RECORDS PROVIDED:

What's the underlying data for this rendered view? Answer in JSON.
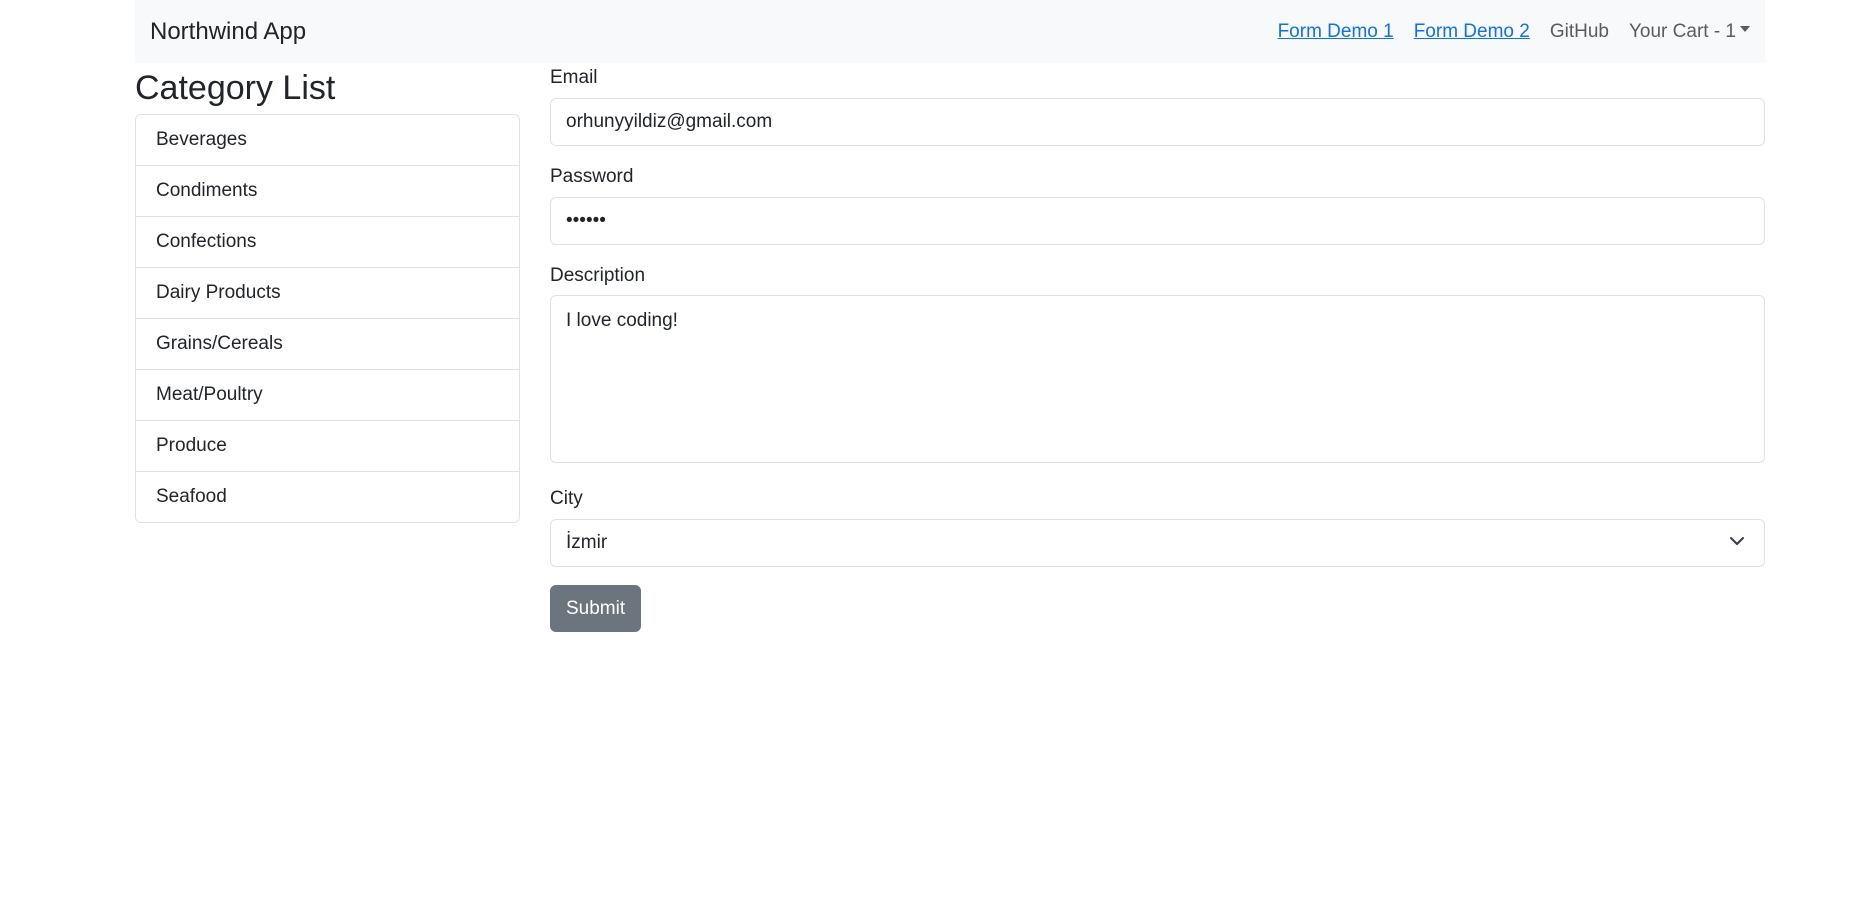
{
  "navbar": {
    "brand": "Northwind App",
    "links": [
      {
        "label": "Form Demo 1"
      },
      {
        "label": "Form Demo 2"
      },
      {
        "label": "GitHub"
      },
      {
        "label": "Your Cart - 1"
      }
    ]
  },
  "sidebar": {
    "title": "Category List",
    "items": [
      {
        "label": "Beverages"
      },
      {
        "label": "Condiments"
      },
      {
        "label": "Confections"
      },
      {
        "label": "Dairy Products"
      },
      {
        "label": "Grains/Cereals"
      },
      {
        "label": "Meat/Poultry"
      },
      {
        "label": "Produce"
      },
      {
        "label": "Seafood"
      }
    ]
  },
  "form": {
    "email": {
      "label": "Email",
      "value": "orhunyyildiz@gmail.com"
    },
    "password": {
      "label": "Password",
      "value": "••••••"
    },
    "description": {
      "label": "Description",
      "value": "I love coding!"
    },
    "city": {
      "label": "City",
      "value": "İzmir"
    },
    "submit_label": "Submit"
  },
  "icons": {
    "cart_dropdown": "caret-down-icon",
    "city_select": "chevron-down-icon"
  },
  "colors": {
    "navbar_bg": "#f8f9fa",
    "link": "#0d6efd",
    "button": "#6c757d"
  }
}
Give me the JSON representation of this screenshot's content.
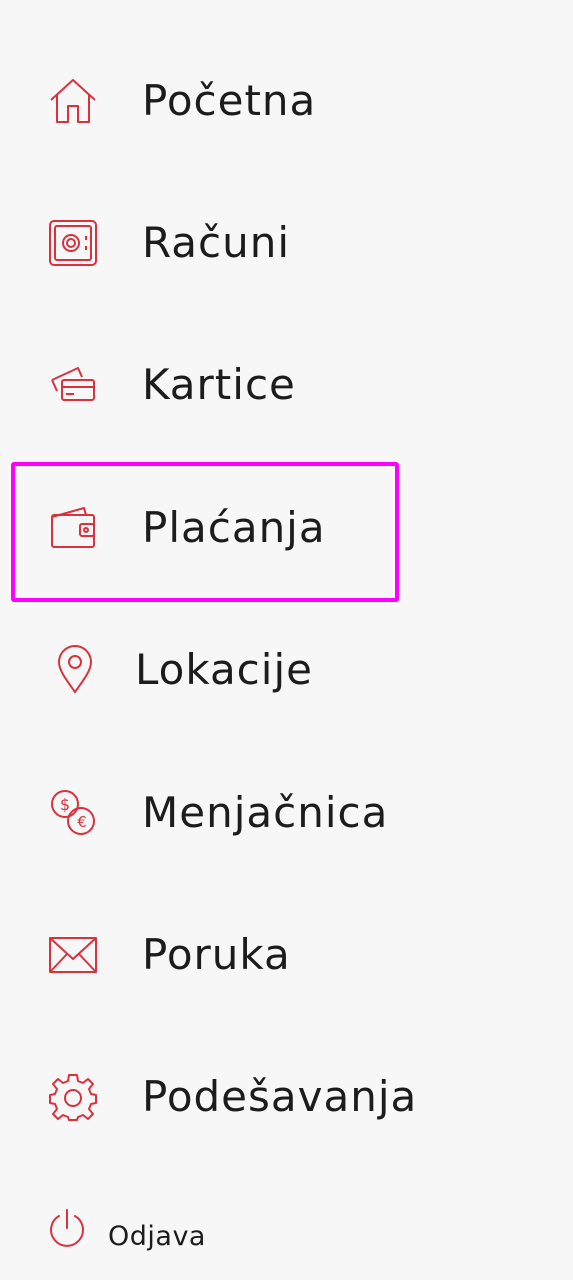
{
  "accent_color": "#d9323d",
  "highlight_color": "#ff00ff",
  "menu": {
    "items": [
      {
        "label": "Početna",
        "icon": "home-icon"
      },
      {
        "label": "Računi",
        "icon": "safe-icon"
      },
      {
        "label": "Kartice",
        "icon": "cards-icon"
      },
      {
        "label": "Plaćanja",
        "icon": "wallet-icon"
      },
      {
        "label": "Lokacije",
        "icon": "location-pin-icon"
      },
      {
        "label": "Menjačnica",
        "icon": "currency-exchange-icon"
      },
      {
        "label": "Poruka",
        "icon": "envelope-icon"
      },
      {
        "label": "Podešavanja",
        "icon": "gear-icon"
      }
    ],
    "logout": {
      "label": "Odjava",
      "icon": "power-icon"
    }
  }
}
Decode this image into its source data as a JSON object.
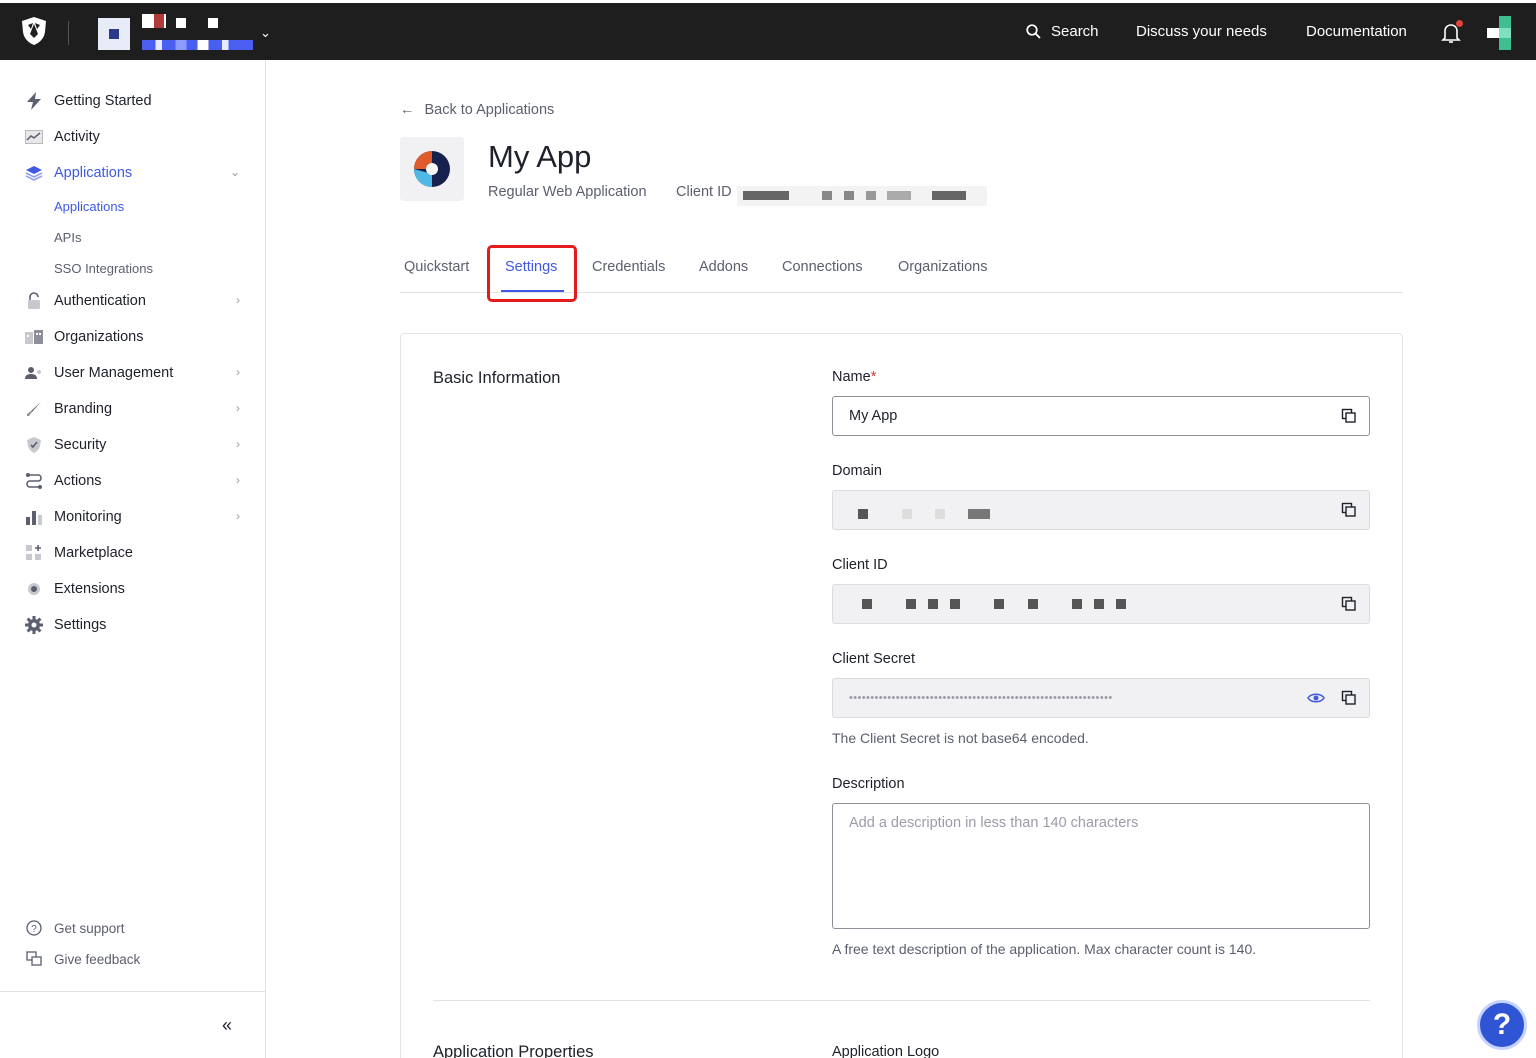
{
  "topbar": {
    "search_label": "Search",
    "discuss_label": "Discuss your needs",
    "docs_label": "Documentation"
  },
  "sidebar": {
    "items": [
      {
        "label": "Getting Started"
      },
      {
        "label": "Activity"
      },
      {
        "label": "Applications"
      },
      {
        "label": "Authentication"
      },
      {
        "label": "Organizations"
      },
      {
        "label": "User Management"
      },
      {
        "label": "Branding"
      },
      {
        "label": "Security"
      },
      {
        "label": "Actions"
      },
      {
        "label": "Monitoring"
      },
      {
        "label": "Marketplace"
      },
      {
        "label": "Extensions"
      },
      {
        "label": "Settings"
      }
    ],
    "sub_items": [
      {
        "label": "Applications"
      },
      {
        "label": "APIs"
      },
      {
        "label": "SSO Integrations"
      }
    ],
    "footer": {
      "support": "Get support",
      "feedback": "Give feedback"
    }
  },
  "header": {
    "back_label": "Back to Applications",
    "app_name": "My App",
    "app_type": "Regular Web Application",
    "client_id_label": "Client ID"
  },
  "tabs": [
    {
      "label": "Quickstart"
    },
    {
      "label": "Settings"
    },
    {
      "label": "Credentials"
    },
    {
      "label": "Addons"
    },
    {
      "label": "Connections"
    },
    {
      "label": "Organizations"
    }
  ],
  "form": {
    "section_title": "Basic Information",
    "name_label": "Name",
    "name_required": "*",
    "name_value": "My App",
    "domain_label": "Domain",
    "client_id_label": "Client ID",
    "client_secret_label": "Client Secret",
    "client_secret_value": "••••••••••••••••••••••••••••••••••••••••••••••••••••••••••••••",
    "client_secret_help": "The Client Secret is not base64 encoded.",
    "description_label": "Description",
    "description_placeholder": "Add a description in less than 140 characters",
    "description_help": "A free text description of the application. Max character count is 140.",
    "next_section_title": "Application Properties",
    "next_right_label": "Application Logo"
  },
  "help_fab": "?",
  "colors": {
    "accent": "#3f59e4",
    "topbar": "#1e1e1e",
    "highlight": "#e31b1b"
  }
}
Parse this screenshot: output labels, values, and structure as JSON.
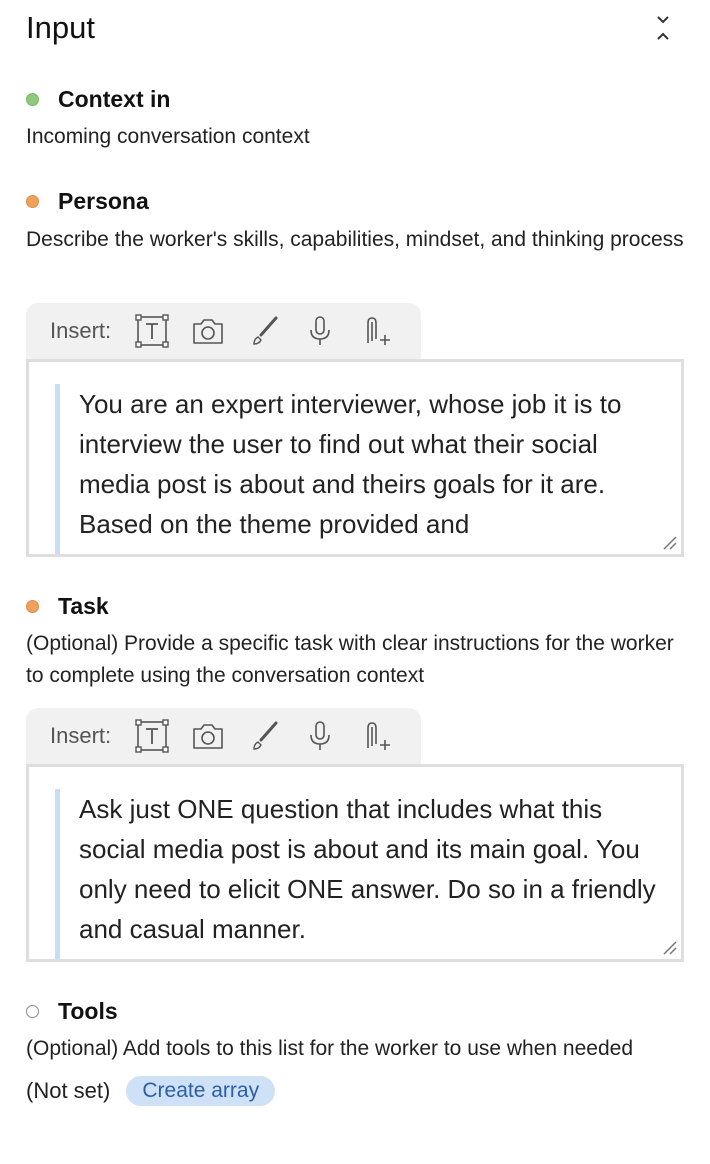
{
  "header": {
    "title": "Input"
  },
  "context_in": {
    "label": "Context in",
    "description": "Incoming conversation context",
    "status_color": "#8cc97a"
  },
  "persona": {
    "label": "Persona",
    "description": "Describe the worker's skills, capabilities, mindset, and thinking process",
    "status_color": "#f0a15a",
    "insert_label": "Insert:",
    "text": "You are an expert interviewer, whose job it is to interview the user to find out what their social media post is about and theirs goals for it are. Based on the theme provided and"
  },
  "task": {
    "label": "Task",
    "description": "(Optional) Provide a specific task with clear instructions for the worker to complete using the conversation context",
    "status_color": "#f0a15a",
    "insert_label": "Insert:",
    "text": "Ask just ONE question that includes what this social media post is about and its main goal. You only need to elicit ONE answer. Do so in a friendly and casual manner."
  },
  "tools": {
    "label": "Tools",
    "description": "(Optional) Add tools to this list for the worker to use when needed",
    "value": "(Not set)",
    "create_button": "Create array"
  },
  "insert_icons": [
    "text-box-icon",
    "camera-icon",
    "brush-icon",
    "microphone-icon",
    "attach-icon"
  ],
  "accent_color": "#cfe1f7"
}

SET PROBLEM:
Your task is an exact transcription of all the data, minus the pictures.

TASK RESPONSE:
What's the underlying data for this rendered view? Answer in JSON.
{
  "navbar": {
    "brand": "Northwind App",
    "links": [
      {
        "label": "Form Demo 1"
      },
      {
        "label": "Form Demo 2"
      },
      {
        "label": "GitHub"
      },
      {
        "label": "Your Cart - 1"
      }
    ]
  },
  "sidebar": {
    "title": "Category List",
    "items": [
      {
        "label": "Beverages"
      },
      {
        "label": "Condiments"
      },
      {
        "label": "Confections"
      },
      {
        "label": "Dairy Products"
      },
      {
        "label": "Grains/Cereals"
      },
      {
        "label": "Meat/Poultry"
      },
      {
        "label": "Produce"
      },
      {
        "label": "Seafood"
      }
    ]
  },
  "form": {
    "email": {
      "label": "Email",
      "value": "orhunyyildiz@gmail.com"
    },
    "password": {
      "label": "Password",
      "value": "••••••"
    },
    "description": {
      "label": "Description",
      "value": "I love coding!"
    },
    "city": {
      "label": "City",
      "value": "İzmir"
    },
    "submit_label": "Submit"
  },
  "icons": {
    "cart_dropdown": "caret-down-icon",
    "city_select": "chevron-down-icon"
  },
  "colors": {
    "navbar_bg": "#f8f9fa",
    "link": "#0d6efd",
    "button": "#6c757d"
  }
}
Give me the JSON representation of this screenshot's content.
{
  "accent_color": "#d9323d",
  "highlight_color": "#ff00ff",
  "menu": {
    "items": [
      {
        "label": "Početna",
        "icon": "home-icon"
      },
      {
        "label": "Računi",
        "icon": "safe-icon"
      },
      {
        "label": "Kartice",
        "icon": "cards-icon"
      },
      {
        "label": "Plaćanja",
        "icon": "wallet-icon"
      },
      {
        "label": "Lokacije",
        "icon": "location-pin-icon"
      },
      {
        "label": "Menjačnica",
        "icon": "currency-exchange-icon"
      },
      {
        "label": "Poruka",
        "icon": "envelope-icon"
      },
      {
        "label": "Podešavanja",
        "icon": "gear-icon"
      }
    ],
    "logout": {
      "label": "Odjava",
      "icon": "power-icon"
    }
  }
}
Decode this image into its source data as a JSON object.
{
  "topbar": {
    "search_label": "Search",
    "discuss_label": "Discuss your needs",
    "docs_label": "Documentation"
  },
  "sidebar": {
    "items": [
      {
        "label": "Getting Started"
      },
      {
        "label": "Activity"
      },
      {
        "label": "Applications"
      },
      {
        "label": "Authentication"
      },
      {
        "label": "Organizations"
      },
      {
        "label": "User Management"
      },
      {
        "label": "Branding"
      },
      {
        "label": "Security"
      },
      {
        "label": "Actions"
      },
      {
        "label": "Monitoring"
      },
      {
        "label": "Marketplace"
      },
      {
        "label": "Extensions"
      },
      {
        "label": "Settings"
      }
    ],
    "sub_items": [
      {
        "label": "Applications"
      },
      {
        "label": "APIs"
      },
      {
        "label": "SSO Integrations"
      }
    ],
    "footer": {
      "support": "Get support",
      "feedback": "Give feedback"
    }
  },
  "header": {
    "back_label": "Back to Applications",
    "app_name": "My App",
    "app_type": "Regular Web Application",
    "client_id_label": "Client ID"
  },
  "tabs": [
    {
      "label": "Quickstart"
    },
    {
      "label": "Settings"
    },
    {
      "label": "Credentials"
    },
    {
      "label": "Addons"
    },
    {
      "label": "Connections"
    },
    {
      "label": "Organizations"
    }
  ],
  "form": {
    "section_title": "Basic Information",
    "name_label": "Name",
    "name_required": "*",
    "name_value": "My App",
    "domain_label": "Domain",
    "client_id_label": "Client ID",
    "client_secret_label": "Client Secret",
    "client_secret_value": "••••••••••••••••••••••••••••••••••••••••••••••••••••••••••••••",
    "client_secret_help": "The Client Secret is not base64 encoded.",
    "description_label": "Description",
    "description_placeholder": "Add a description in less than 140 characters",
    "description_help": "A free text description of the application. Max character count is 140.",
    "next_section_title": "Application Properties",
    "next_right_label": "Application Logo"
  },
  "help_fab": "?",
  "colors": {
    "accent": "#3f59e4",
    "topbar": "#1e1e1e",
    "highlight": "#e31b1b"
  }
}
Parse this screenshot: output labels, values, and structure as JSON.
{
  "header": {
    "title": "Input"
  },
  "context_in": {
    "label": "Context in",
    "description": "Incoming conversation context",
    "status_color": "#8cc97a"
  },
  "persona": {
    "label": "Persona",
    "description": "Describe the worker's skills, capabilities, mindset, and thinking process",
    "status_color": "#f0a15a",
    "insert_label": "Insert:",
    "text": "You are an expert interviewer, whose job it is to interview the user to find out what their social media post is about and theirs goals for it are. Based on the theme provided and"
  },
  "task": {
    "label": "Task",
    "description": "(Optional) Provide a specific task with clear instructions for the worker to complete using the conversation context",
    "status_color": "#f0a15a",
    "insert_label": "Insert:",
    "text": "Ask just ONE question that includes what this social media post is about and its main goal. You only need to elicit ONE answer. Do so in a friendly and casual manner."
  },
  "tools": {
    "label": "Tools",
    "description": "(Optional) Add tools to this list for the worker to use when needed",
    "value": "(Not set)",
    "create_button": "Create array"
  },
  "insert_icons": [
    "text-box-icon",
    "camera-icon",
    "brush-icon",
    "microphone-icon",
    "attach-icon"
  ],
  "accent_color": "#cfe1f7"
}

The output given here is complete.